- _WHAT YOU HAVE TO DO_: Would you retype all of these records exactly?
== RECORDS FOR THIS EXERCISE
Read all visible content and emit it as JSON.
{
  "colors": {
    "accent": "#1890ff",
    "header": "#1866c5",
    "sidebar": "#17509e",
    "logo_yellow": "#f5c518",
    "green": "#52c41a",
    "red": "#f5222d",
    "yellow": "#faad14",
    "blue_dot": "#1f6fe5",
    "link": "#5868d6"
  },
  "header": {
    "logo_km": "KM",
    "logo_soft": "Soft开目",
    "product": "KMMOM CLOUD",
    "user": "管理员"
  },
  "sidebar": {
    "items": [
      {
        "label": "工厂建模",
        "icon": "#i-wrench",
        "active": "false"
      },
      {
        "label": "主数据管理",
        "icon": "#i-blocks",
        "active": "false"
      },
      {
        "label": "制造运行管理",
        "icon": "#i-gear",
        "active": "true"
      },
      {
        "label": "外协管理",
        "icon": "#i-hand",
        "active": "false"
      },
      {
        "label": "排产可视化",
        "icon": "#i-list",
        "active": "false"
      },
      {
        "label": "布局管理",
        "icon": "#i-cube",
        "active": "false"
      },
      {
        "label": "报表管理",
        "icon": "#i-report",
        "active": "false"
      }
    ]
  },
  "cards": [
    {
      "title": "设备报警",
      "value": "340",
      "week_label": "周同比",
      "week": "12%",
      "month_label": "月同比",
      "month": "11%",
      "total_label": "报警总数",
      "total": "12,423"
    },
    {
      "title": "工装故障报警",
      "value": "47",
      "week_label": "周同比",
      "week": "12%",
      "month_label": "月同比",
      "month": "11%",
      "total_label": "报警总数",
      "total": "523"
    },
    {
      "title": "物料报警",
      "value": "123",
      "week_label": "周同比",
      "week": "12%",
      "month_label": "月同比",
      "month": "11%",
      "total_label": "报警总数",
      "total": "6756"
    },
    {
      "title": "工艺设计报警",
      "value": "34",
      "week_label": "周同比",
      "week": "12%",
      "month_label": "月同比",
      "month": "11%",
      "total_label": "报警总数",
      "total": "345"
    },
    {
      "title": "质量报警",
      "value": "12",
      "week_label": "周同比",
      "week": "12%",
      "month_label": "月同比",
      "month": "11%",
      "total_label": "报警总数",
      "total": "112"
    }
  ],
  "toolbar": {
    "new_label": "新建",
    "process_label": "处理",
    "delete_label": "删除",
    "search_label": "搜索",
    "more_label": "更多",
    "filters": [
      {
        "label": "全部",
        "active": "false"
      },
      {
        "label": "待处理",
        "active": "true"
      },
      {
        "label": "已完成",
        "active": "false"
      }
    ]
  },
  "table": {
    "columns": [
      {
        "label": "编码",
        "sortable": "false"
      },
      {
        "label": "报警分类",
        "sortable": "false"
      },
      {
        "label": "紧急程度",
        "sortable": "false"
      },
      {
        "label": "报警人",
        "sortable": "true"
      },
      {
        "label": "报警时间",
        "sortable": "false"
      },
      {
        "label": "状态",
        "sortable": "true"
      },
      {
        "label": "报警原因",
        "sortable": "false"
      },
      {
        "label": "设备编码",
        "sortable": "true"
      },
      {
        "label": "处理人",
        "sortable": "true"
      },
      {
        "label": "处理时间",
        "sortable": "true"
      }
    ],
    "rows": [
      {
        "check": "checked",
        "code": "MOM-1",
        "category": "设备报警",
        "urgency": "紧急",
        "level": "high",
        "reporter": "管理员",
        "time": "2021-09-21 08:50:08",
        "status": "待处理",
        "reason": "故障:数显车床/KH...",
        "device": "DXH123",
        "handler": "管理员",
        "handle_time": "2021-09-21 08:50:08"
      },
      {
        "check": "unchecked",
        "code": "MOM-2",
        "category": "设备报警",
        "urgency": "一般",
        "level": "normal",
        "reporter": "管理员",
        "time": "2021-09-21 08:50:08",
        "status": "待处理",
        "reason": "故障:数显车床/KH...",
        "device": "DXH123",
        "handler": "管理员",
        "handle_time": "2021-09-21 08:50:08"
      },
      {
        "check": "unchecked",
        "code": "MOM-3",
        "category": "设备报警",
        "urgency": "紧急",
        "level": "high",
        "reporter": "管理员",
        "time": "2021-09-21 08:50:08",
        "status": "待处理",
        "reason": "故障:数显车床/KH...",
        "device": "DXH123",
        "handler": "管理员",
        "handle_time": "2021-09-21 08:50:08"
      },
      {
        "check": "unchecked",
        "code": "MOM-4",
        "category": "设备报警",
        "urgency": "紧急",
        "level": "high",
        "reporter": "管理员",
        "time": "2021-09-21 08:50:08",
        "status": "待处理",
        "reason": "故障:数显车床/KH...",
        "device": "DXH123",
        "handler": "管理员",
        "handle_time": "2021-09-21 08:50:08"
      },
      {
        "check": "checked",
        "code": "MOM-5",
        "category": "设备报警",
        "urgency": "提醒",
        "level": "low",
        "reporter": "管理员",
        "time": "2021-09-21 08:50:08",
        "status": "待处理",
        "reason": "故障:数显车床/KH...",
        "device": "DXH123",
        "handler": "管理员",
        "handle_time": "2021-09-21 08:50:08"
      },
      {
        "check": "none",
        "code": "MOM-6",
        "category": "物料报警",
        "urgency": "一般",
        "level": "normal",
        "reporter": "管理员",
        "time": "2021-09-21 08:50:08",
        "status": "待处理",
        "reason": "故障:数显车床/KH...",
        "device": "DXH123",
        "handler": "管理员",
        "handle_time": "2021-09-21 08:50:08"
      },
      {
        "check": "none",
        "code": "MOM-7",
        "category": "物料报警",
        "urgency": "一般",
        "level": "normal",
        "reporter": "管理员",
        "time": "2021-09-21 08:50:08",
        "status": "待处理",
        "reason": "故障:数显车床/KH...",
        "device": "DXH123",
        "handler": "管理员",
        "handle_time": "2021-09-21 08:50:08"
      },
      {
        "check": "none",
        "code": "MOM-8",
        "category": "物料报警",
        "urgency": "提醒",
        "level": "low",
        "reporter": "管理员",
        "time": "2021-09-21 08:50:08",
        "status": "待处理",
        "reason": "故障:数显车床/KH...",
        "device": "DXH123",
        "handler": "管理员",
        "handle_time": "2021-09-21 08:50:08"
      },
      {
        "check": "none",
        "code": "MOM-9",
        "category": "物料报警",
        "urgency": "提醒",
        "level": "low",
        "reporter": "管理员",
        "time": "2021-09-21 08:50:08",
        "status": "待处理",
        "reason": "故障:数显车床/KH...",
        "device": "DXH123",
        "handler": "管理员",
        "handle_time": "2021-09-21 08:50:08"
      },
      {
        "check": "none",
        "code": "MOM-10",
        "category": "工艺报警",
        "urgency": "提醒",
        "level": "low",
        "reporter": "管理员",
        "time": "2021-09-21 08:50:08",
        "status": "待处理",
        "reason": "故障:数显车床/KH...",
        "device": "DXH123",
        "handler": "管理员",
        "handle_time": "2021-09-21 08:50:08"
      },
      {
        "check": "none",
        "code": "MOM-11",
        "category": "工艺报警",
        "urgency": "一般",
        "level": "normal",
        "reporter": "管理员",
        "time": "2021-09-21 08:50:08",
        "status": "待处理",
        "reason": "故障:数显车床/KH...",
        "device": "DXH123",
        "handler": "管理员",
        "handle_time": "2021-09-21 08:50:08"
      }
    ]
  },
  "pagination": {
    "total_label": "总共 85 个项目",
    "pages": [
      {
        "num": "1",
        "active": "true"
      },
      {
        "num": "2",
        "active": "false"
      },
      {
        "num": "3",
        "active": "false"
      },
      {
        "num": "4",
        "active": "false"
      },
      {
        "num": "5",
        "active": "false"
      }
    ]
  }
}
====
- _OUTPUT FOR THIS TASK_:
Read all visible content and emit it as JSON.
{
  "colors": {
    "accent": "#1890ff",
    "header": "#1866c5",
    "sidebar": "#17509e",
    "logo_yellow": "#f5c518",
    "green": "#52c41a",
    "red": "#f5222d",
    "yellow": "#faad14",
    "blue_dot": "#1f6fe5",
    "link": "#5868d6"
  },
  "header": {
    "logo_km": "KM",
    "logo_soft": "Soft开目",
    "product": "KMMOM CLOUD",
    "user": "管理员"
  },
  "sidebar": {
    "items": [
      {
        "label": "工厂建模",
        "icon": "#i-wrench",
        "active": "false"
      },
      {
        "label": "主数据管理",
        "icon": "#i-blocks",
        "active": "false"
      },
      {
        "label": "制造运行管理",
        "icon": "#i-gear",
        "active": "true"
      },
      {
        "label": "外协管理",
        "icon": "#i-hand",
        "active": "false"
      },
      {
        "label": "排产可视化",
        "icon": "#i-list",
        "active": "false"
      },
      {
        "label": "布局管理",
        "icon": "#i-cube",
        "active": "false"
      },
      {
        "label": "报表管理",
        "icon": "#i-report",
        "active": "false"
      }
    ]
  },
  "cards": [
    {
      "title": "设备报警",
      "value": "340",
      "week_label": "周同比",
      "week": "12%",
      "month_label": "月同比",
      "month": "11%",
      "total_label": "报警总数",
      "total": "12,423"
    },
    {
      "title": "工装故障报警",
      "value": "47",
      "week_label": "周同比",
      "week": "12%",
      "month_label": "月同比",
      "month": "11%",
      "total_label": "报警总数",
      "total": "523"
    },
    {
      "title": "物料报警",
      "value": "123",
      "week_label": "周同比",
      "week": "12%",
      "month_label": "月同比",
      "month": "11%",
      "total_label": "报警总数",
      "total": "6756"
    },
    {
      "title": "工艺设计报警",
      "value": "34",
      "week_label": "周同比",
      "week": "12%",
      "month_label": "月同比",
      "month": "11%",
      "total_label": "报警总数",
      "total": "345"
    },
    {
      "title": "质量报警",
      "value": "12",
      "week_label": "周同比",
      "week": "12%",
      "month_label": "月同比",
      "month": "11%",
      "total_label": "报警总数",
      "total": "112"
    }
  ],
  "toolbar": {
    "new_label": "新建",
    "process_label": "处理",
    "delete_label": "删除",
    "search_label": "搜索",
    "more_label": "更多",
    "filters": [
      {
        "label": "全部",
        "active": "false"
      },
      {
        "label": "待处理",
        "active": "true"
      },
      {
        "label": "已完成",
        "active": "false"
      }
    ]
  },
  "table": {
    "columns": [
      {
        "label": "编码",
        "sortable": "false"
      },
      {
        "label": "报警分类",
        "sortable": "false"
      },
      {
        "label": "紧急程度",
        "sortable": "false"
      },
      {
        "label": "报警人",
        "sortable": "true"
      },
      {
        "label": "报警时间",
        "sortable": "false"
      },
      {
        "label": "状态",
        "sortable": "true"
      },
      {
        "label": "报警原因",
        "sortable": "false"
      },
      {
        "label": "设备编码",
        "sortable": "true"
      },
      {
        "label": "处理人",
        "sortable": "true"
      },
      {
        "label": "处理时间",
        "sortable": "true"
      }
    ],
    "rows": [
      {
        "check": "checked",
        "code": "MOM-1",
        "category": "设备报警",
        "urgency": "紧急",
        "level": "high",
        "reporter": "管理员",
        "time": "2021-09-21 08:50:08",
        "status": "待处理",
        "reason": "故障:数显车床/KH...",
        "device": "DXH123",
        "handler": "管理员",
        "handle_time": "2021-09-21 08:50:08"
      },
      {
        "check": "unchecked",
        "code": "MOM-2",
        "category": "设备报警",
        "urgency": "一般",
        "level": "normal",
        "reporter": "管理员",
        "time": "2021-09-21 08:50:08",
        "status": "待处理",
        "reason": "故障:数显车床/KH...",
        "device": "DXH123",
        "handler": "管理员",
        "handle_time": "2021-09-21 08:50:08"
      },
      {
        "check": "unchecked",
        "code": "MOM-3",
        "category": "设备报警",
        "urgency": "紧急",
        "level": "high",
        "reporter": "管理员",
        "time": "2021-09-21 08:50:08",
        "status": "待处理",
        "reason": "故障:数显车床/KH...",
        "device": "DXH123",
        "handler": "管理员",
        "handle_time": "2021-09-21 08:50:08"
      },
      {
        "check": "unchecked",
        "code": "MOM-4",
        "category": "设备报警",
        "urgency": "紧急",
        "level": "high",
        "reporter": "管理员",
        "time": "2021-09-21 08:50:08",
        "status": "待处理",
        "reason": "故障:数显车床/KH...",
        "device": "DXH123",
        "handler": "管理员",
        "handle_time": "2021-09-21 08:50:08"
      },
      {
        "check": "checked",
        "code": "MOM-5",
        "category": "设备报警",
        "urgency": "提醒",
        "level": "low",
        "reporter": "管理员",
        "time": "2021-09-21 08:50:08",
        "status": "待处理",
        "reason": "故障:数显车床/KH...",
        "device": "DXH123",
        "handler": "管理员",
        "handle_time": "2021-09-21 08:50:08"
      },
      {
        "check": "none",
        "code": "MOM-6",
        "category": "物料报警",
        "urgency": "一般",
        "level": "normal",
        "reporter": "管理员",
        "time": "2021-09-21 08:50:08",
        "status": "待处理",
        "reason": "故障:数显车床/KH...",
        "device": "DXH123",
        "handler": "管理员",
        "handle_time": "2021-09-21 08:50:08"
      },
      {
        "check": "none",
        "code": "MOM-7",
        "category": "物料报警",
        "urgency": "一般",
        "level": "normal",
        "reporter": "管理员",
        "time": "2021-09-21 08:50:08",
        "status": "待处理",
        "reason": "故障:数显车床/KH...",
        "device": "DXH123",
        "handler": "管理员",
        "handle_time": "2021-09-21 08:50:08"
      },
      {
        "check": "none",
        "code": "MOM-8",
        "category": "物料报警",
        "urgency": "提醒",
        "level": "low",
        "reporter": "管理员",
        "time": "2021-09-21 08:50:08",
        "status": "待处理",
        "reason": "故障:数显车床/KH...",
        "device": "DXH123",
        "handler": "管理员",
        "handle_time": "2021-09-21 08:50:08"
      },
      {
        "check": "none",
        "code": "MOM-9",
        "category": "物料报警",
        "urgency": "提醒",
        "level": "low",
        "reporter": "管理员",
        "time": "2021-09-21 08:50:08",
        "status": "待处理",
        "reason": "故障:数显车床/KH...",
        "device": "DXH123",
        "handler": "管理员",
        "handle_time": "2021-09-21 08:50:08"
      },
      {
        "check": "none",
        "code": "MOM-10",
        "category": "工艺报警",
        "urgency": "提醒",
        "level": "low",
        "reporter": "管理员",
        "time": "2021-09-21 08:50:08",
        "status": "待处理",
        "reason": "故障:数显车床/KH...",
        "device": "DXH123",
        "handler": "管理员",
        "handle_time": "2021-09-21 08:50:08"
      },
      {
        "check": "none",
        "code": "MOM-11",
        "category": "工艺报警",
        "urgency": "一般",
        "level": "normal",
        "reporter": "管理员",
        "time": "2021-09-21 08:50:08",
        "status": "待处理",
        "reason": "故障:数显车床/KH...",
        "device": "DXH123",
        "handler": "管理员",
        "handle_time": "2021-09-21 08:50:08"
      }
    ]
  },
  "pagination": {
    "total_label": "总共 85 个项目",
    "pages": [
      {
        "num": "1",
        "active": "true"
      },
      {
        "num": "2",
        "active": "false"
      },
      {
        "num": "3",
        "active": "false"
      },
      {
        "num": "4",
        "active": "false"
      },
      {
        "num": "5",
        "active": "false"
      }
    ]
  }
}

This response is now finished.